Brief:
Extract each line from the entries below that has the string "universitario" in it.

Data for this exercise:
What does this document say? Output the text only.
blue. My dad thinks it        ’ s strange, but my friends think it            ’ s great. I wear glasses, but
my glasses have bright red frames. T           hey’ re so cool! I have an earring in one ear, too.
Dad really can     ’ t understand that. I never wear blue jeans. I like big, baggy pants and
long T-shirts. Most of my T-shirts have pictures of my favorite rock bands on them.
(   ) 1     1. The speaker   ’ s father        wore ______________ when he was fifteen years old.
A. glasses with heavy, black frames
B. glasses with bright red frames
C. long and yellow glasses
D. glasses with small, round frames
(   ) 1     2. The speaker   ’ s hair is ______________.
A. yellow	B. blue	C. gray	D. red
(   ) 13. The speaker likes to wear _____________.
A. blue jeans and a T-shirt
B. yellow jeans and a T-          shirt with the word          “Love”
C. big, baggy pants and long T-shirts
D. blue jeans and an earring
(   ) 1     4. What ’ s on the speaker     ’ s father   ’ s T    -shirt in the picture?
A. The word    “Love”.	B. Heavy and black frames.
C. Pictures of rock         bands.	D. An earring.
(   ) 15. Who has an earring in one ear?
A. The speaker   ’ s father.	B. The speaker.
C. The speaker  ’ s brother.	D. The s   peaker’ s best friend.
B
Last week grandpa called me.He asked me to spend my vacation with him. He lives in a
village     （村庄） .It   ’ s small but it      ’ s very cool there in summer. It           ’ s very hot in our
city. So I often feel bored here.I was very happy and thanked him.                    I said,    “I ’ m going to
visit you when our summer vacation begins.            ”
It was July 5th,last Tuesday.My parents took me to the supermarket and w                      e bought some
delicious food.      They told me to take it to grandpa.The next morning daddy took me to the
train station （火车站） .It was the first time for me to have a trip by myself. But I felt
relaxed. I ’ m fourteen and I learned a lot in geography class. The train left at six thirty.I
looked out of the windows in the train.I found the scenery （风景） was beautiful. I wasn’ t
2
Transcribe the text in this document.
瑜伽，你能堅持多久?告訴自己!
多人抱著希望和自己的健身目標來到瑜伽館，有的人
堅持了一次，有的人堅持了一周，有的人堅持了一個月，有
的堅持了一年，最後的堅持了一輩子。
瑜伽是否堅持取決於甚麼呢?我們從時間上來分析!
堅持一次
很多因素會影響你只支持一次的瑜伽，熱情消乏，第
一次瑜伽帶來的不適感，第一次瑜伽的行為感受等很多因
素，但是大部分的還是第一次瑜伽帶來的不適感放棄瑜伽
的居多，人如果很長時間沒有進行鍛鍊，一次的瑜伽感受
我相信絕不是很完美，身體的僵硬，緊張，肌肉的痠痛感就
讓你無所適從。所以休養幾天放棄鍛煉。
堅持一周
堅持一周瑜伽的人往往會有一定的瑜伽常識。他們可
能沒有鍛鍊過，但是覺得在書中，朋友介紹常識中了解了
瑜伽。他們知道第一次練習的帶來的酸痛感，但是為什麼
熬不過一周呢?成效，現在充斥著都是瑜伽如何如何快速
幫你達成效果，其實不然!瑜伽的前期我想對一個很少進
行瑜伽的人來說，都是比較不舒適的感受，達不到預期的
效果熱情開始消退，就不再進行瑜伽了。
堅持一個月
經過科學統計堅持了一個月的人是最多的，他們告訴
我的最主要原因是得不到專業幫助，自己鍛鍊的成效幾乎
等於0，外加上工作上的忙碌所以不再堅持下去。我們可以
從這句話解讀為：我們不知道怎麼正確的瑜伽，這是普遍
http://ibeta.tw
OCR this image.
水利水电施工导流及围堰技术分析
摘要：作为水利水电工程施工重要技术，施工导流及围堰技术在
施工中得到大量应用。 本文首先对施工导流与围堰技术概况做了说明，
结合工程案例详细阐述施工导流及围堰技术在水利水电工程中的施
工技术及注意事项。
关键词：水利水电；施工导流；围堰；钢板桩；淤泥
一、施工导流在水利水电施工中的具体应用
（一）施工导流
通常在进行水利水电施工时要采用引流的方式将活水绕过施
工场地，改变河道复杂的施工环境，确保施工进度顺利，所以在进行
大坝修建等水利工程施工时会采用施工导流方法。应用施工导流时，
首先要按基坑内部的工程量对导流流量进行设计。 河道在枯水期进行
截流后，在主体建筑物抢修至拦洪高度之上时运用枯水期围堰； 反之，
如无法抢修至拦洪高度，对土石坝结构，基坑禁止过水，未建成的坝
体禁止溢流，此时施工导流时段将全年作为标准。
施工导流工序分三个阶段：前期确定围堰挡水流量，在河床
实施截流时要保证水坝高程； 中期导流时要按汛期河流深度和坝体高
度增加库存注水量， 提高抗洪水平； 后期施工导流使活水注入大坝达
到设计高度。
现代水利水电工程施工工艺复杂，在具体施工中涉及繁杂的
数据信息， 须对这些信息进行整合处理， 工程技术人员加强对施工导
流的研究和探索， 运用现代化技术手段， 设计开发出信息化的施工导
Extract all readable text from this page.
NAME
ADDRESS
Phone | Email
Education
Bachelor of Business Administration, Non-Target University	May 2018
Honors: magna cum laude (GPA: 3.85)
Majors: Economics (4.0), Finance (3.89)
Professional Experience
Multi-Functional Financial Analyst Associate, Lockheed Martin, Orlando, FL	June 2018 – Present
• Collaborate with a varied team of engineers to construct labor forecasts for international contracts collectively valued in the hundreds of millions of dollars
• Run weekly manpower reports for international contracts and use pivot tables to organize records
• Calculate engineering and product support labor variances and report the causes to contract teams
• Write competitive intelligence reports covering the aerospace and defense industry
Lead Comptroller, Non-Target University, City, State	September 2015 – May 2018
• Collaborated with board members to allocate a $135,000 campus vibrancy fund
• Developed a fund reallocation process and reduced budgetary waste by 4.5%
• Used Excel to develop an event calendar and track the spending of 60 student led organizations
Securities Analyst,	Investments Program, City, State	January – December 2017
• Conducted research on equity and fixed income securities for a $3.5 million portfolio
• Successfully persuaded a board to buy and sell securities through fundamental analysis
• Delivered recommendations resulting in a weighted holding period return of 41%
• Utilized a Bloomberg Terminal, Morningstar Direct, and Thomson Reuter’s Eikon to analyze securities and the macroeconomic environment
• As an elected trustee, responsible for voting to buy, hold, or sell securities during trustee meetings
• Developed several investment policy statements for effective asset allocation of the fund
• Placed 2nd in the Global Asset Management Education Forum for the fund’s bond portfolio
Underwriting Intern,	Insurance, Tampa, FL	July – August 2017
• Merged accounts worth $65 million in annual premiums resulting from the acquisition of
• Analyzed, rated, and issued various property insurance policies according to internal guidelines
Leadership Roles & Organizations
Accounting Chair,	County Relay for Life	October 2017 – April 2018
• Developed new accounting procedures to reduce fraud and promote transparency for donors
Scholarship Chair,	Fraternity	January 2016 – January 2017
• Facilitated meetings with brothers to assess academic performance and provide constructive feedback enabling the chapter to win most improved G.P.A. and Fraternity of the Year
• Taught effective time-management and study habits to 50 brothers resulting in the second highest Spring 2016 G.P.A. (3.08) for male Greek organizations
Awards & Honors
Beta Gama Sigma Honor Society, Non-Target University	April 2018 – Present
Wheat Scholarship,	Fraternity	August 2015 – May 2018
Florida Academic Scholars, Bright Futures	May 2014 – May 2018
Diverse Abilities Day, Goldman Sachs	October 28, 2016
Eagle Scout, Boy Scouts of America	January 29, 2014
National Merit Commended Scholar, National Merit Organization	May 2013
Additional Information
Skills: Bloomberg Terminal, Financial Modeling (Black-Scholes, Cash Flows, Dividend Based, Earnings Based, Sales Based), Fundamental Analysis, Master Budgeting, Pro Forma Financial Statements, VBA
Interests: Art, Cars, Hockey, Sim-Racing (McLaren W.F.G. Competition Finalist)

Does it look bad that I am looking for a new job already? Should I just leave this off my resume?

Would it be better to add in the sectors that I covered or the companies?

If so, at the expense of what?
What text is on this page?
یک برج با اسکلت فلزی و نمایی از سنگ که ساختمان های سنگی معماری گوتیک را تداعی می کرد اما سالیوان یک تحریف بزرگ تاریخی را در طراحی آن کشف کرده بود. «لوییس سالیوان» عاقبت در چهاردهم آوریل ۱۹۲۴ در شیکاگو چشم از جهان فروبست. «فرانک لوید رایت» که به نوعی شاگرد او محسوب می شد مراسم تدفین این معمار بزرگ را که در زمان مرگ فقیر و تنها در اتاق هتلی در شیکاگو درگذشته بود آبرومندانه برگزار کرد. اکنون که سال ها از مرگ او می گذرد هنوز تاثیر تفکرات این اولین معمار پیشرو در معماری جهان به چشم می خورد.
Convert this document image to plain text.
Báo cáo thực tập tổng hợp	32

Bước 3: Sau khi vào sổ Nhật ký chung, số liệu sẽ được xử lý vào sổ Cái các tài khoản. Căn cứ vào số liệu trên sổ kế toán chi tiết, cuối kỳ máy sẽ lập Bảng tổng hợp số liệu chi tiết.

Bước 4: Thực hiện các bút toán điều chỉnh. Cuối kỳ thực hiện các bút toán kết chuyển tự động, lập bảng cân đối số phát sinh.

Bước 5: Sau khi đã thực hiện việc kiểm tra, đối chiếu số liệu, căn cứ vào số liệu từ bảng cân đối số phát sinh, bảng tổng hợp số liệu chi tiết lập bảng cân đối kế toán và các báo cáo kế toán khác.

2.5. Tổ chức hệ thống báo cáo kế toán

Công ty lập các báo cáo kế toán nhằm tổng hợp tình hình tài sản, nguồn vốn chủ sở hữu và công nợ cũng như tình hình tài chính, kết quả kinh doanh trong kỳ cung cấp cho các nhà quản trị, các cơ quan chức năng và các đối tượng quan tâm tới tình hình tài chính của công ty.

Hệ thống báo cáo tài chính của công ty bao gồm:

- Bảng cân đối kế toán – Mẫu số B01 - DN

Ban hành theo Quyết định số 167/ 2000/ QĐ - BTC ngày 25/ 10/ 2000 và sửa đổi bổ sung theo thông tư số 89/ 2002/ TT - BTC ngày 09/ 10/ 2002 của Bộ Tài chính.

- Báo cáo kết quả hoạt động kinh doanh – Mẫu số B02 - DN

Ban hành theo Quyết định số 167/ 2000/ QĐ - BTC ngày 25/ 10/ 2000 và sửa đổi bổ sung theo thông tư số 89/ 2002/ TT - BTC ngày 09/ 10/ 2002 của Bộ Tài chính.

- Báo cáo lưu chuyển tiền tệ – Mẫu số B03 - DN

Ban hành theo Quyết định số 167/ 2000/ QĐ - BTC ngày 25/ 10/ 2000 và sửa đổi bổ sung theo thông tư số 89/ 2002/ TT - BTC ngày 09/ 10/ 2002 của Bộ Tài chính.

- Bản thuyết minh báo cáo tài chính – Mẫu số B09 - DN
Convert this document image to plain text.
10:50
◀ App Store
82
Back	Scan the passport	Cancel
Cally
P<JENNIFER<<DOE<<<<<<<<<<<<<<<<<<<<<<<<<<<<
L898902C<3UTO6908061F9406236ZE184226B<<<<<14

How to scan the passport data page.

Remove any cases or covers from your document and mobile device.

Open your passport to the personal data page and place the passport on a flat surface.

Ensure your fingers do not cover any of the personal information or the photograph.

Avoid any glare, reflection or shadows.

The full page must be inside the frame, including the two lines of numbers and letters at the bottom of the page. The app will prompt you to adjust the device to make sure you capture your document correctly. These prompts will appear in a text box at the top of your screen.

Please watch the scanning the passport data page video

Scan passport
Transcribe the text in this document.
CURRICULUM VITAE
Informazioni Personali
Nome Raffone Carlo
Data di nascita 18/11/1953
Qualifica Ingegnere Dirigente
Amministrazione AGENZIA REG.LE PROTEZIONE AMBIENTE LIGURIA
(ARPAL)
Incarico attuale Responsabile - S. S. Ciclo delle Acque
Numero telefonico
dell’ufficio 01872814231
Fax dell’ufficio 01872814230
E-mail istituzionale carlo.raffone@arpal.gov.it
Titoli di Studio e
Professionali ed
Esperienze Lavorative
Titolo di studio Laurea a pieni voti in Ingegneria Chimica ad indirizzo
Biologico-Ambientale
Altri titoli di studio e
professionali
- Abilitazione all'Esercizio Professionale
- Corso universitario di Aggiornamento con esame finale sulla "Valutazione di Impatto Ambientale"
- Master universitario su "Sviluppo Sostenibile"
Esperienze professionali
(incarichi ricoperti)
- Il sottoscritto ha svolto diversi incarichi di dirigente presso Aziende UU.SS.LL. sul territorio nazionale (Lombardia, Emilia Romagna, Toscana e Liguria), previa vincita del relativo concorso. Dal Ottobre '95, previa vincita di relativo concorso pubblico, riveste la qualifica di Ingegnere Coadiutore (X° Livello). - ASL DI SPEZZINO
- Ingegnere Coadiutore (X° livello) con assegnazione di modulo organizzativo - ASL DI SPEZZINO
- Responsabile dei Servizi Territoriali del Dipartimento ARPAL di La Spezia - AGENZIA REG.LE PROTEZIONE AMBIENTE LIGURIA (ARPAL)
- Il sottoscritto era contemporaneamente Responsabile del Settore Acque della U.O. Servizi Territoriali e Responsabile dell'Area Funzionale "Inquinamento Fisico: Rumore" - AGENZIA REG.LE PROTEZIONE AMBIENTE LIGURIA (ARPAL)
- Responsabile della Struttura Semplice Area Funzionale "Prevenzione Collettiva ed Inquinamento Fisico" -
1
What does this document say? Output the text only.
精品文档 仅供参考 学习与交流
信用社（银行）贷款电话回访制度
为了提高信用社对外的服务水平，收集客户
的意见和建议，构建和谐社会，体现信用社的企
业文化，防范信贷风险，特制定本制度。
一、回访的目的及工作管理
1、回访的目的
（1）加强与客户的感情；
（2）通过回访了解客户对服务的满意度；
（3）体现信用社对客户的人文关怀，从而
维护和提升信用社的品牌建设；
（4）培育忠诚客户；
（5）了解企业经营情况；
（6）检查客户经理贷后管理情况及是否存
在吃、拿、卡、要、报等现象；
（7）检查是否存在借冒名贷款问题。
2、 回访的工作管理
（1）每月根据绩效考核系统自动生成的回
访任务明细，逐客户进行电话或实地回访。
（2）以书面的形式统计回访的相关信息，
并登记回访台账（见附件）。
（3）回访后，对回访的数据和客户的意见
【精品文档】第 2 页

Result below:
- Corso universitario di Aggiornamento con esame finale sulla "Valutazione di Impatto Ambientale"
- Master universitario su "Sviluppo Sostenibile"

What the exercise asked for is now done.